Short task →
Determine which lines of the records include the word "text", and copy them.

Provided material →
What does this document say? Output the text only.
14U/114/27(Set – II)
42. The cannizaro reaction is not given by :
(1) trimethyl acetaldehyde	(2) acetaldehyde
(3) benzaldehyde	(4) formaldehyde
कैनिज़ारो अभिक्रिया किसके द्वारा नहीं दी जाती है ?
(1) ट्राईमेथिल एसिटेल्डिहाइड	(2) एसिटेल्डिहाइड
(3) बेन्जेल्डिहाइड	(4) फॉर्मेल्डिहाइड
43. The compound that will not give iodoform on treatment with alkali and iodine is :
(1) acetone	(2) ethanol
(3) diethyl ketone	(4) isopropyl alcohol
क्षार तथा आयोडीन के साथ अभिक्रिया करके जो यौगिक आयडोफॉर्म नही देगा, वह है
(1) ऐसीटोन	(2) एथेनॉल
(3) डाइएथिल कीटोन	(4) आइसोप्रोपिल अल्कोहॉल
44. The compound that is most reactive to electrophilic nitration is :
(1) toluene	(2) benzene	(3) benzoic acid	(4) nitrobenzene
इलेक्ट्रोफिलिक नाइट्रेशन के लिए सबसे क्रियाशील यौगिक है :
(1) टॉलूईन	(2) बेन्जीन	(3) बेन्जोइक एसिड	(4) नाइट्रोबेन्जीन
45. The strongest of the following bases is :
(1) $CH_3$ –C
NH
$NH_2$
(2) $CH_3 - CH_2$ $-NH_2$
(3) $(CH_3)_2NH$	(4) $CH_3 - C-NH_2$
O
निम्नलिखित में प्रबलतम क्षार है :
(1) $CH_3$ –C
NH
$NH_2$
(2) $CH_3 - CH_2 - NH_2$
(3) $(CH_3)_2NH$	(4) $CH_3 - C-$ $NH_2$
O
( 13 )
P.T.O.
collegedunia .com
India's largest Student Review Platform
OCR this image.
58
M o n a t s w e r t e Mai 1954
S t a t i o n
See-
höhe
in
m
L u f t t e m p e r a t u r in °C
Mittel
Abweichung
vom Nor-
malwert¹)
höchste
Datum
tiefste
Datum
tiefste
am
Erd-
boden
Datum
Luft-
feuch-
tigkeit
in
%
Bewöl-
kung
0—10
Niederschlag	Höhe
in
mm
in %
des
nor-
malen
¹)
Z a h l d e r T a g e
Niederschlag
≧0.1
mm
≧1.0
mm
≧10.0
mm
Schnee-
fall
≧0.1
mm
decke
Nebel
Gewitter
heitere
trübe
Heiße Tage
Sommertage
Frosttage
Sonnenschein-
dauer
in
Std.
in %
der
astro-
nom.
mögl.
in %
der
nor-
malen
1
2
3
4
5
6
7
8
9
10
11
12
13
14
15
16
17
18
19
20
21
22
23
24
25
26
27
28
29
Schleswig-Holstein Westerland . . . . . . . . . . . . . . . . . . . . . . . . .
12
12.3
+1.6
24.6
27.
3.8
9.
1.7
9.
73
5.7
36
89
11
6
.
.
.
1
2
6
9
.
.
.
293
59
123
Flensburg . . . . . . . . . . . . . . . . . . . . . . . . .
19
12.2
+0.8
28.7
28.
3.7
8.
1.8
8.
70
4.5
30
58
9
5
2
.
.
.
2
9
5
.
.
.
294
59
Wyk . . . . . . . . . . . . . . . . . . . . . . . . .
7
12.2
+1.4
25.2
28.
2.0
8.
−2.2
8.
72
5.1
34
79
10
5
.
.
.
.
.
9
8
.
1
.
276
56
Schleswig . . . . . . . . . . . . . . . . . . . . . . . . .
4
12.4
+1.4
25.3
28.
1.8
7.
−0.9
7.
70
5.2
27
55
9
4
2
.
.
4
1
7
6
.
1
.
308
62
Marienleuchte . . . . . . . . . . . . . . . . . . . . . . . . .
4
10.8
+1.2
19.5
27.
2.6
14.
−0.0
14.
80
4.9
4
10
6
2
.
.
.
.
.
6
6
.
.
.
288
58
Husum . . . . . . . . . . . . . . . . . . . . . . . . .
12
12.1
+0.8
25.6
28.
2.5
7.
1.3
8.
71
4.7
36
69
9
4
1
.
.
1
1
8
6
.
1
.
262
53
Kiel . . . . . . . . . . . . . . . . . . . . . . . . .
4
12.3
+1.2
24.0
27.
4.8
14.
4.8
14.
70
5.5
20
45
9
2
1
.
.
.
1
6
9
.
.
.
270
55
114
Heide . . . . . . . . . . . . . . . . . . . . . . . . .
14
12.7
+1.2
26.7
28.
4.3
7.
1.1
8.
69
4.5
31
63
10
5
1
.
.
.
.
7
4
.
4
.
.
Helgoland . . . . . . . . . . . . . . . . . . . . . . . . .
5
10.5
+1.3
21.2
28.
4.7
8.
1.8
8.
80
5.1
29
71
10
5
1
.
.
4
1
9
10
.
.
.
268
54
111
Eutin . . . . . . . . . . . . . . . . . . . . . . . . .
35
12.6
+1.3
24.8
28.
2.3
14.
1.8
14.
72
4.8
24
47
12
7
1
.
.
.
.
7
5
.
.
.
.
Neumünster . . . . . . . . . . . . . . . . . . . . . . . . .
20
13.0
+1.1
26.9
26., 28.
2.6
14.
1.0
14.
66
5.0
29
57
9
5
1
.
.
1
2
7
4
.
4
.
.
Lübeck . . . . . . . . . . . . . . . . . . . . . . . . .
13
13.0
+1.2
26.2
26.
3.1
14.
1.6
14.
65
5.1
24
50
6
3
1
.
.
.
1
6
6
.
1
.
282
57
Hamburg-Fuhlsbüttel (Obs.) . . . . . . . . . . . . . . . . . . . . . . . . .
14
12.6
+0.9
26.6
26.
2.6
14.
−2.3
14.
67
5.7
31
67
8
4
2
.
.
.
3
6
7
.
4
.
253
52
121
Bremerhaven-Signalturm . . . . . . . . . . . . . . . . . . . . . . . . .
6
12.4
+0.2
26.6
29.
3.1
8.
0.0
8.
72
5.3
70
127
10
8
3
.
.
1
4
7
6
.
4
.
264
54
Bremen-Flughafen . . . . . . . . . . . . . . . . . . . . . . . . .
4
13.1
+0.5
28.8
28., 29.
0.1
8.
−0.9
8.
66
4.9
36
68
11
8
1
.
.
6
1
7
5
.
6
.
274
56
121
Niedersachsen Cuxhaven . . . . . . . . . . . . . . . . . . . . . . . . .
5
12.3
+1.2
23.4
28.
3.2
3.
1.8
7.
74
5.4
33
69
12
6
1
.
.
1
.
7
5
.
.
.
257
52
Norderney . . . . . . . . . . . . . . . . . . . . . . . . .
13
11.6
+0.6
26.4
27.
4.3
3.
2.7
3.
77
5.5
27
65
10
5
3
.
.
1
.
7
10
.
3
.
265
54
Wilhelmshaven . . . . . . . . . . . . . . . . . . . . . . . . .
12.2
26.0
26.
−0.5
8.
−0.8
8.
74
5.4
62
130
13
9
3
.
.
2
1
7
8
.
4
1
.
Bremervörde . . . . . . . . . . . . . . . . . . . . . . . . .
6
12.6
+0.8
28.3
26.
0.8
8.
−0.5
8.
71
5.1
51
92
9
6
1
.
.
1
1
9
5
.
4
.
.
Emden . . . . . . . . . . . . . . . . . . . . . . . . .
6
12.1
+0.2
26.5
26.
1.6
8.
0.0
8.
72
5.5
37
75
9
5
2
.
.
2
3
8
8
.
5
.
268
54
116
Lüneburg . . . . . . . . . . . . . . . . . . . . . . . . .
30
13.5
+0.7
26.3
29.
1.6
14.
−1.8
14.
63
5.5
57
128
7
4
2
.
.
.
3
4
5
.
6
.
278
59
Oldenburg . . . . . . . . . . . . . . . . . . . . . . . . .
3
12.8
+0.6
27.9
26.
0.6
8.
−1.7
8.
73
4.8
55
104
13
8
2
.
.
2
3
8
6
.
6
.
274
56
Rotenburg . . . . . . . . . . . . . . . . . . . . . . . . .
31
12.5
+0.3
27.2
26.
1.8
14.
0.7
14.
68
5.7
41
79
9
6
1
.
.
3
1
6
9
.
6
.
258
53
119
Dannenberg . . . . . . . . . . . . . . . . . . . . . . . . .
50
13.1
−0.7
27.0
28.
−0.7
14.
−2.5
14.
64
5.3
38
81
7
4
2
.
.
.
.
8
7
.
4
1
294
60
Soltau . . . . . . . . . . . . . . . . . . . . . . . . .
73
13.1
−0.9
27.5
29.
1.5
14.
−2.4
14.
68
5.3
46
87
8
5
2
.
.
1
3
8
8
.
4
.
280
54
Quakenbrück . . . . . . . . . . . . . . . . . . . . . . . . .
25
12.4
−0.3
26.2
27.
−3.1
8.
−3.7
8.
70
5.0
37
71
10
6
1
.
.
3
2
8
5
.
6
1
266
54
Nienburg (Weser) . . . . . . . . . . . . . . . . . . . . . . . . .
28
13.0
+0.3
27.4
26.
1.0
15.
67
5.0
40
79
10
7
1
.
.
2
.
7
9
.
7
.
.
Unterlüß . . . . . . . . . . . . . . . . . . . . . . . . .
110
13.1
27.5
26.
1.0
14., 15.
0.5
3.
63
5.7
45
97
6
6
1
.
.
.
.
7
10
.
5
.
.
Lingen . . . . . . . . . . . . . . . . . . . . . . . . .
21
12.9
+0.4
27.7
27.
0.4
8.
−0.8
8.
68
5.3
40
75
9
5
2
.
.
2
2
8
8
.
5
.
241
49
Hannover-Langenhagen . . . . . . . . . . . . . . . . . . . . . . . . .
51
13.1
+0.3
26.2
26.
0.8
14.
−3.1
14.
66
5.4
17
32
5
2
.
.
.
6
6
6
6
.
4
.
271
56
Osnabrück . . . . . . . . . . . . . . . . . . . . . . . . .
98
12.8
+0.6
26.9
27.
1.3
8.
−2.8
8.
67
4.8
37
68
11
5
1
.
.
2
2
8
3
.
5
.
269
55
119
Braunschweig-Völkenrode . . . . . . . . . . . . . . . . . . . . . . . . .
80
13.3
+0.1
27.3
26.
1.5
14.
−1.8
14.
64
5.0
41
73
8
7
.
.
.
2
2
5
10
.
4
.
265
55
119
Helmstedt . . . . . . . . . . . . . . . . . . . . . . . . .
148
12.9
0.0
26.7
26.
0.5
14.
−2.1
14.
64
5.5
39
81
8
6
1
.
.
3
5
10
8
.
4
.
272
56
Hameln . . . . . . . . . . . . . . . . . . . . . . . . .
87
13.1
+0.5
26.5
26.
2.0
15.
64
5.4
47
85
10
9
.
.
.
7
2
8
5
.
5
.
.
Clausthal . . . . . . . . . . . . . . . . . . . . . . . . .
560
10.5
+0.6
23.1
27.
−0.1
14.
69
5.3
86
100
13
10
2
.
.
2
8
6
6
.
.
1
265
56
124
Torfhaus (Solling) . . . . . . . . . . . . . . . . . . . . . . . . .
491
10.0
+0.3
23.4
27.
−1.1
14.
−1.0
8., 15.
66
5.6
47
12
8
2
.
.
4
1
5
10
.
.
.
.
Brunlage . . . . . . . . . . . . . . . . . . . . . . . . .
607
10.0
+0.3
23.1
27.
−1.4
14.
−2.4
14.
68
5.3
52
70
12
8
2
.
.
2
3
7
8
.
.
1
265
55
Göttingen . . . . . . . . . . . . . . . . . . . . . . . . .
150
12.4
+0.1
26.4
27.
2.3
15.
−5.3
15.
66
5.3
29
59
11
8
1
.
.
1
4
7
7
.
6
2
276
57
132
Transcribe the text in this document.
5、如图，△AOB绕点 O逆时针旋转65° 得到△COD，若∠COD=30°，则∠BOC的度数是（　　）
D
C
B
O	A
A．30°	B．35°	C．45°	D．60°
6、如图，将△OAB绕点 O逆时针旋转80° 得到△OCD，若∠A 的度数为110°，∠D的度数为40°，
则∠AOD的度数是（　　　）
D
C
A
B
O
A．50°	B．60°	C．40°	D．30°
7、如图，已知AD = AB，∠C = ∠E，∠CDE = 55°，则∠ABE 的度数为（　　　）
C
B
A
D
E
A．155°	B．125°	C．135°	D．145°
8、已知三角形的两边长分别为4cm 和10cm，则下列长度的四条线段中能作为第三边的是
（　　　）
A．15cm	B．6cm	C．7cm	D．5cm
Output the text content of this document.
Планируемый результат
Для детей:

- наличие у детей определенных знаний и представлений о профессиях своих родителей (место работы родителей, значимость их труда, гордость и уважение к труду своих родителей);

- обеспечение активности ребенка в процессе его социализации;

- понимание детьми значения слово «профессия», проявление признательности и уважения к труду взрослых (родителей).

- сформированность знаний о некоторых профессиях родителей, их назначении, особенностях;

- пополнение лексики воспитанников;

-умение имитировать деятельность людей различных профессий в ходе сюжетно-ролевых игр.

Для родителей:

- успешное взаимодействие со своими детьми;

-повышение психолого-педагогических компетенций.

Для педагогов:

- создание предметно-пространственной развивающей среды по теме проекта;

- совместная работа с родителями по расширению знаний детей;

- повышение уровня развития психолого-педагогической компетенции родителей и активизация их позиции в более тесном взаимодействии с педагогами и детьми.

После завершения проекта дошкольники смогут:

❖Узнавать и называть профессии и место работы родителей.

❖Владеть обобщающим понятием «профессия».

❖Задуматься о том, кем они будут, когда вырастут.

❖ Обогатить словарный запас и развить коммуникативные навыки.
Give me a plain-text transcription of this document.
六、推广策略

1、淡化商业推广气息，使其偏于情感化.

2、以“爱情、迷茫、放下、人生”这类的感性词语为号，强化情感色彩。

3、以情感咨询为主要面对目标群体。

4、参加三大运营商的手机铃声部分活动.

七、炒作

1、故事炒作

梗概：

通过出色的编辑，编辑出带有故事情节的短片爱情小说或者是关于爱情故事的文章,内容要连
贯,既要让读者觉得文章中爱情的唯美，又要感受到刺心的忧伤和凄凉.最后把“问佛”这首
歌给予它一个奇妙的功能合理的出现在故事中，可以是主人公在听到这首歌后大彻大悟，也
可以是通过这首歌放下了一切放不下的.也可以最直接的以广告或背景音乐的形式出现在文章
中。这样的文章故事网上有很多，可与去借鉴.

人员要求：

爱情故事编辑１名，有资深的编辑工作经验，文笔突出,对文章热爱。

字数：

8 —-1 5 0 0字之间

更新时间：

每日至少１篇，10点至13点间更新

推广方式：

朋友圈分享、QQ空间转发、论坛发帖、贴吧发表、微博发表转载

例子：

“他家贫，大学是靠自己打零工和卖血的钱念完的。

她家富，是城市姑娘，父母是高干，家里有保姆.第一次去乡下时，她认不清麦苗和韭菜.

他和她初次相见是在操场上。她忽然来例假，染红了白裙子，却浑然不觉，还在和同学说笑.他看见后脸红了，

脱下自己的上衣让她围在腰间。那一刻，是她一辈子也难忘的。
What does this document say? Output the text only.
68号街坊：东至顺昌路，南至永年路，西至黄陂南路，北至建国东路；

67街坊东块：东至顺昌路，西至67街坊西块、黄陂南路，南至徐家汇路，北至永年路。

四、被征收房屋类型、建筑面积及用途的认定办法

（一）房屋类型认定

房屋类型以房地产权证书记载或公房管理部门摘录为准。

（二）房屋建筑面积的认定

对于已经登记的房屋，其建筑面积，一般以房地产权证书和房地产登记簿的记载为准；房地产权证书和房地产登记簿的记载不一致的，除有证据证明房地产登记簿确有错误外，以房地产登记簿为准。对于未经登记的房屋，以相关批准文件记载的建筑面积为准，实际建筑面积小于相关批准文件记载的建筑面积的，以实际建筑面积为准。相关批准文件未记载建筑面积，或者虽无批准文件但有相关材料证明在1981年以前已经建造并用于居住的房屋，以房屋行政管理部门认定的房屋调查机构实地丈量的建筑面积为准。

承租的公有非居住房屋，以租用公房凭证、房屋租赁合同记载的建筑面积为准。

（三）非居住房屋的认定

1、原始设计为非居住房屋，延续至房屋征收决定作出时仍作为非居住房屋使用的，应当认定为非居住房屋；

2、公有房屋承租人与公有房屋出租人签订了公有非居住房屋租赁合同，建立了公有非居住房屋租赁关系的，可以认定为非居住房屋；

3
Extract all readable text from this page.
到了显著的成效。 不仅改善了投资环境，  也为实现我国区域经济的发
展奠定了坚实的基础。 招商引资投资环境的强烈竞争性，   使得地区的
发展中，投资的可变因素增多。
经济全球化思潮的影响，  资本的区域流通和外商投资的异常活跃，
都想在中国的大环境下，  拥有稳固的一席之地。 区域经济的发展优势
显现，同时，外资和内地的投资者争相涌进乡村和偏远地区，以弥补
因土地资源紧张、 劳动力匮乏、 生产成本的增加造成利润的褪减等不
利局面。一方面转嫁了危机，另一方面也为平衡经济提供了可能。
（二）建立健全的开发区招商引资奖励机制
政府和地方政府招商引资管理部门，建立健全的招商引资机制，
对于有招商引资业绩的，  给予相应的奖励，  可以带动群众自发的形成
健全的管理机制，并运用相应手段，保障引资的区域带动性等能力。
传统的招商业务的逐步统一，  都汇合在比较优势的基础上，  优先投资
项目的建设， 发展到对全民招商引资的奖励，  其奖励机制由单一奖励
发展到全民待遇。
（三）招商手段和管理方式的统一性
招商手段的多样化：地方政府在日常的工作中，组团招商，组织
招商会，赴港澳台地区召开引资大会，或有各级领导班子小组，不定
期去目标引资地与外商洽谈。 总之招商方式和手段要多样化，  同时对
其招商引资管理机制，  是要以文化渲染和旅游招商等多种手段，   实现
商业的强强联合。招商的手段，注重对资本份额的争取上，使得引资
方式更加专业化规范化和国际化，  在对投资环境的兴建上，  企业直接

Output below →
What does this document say? Output the text only.
Transcribe the text in this document.
Output the text content of this document.
Give me a plain-text transcription of this document.
What does this document say? Output the text only.
Extract all readable text from this page.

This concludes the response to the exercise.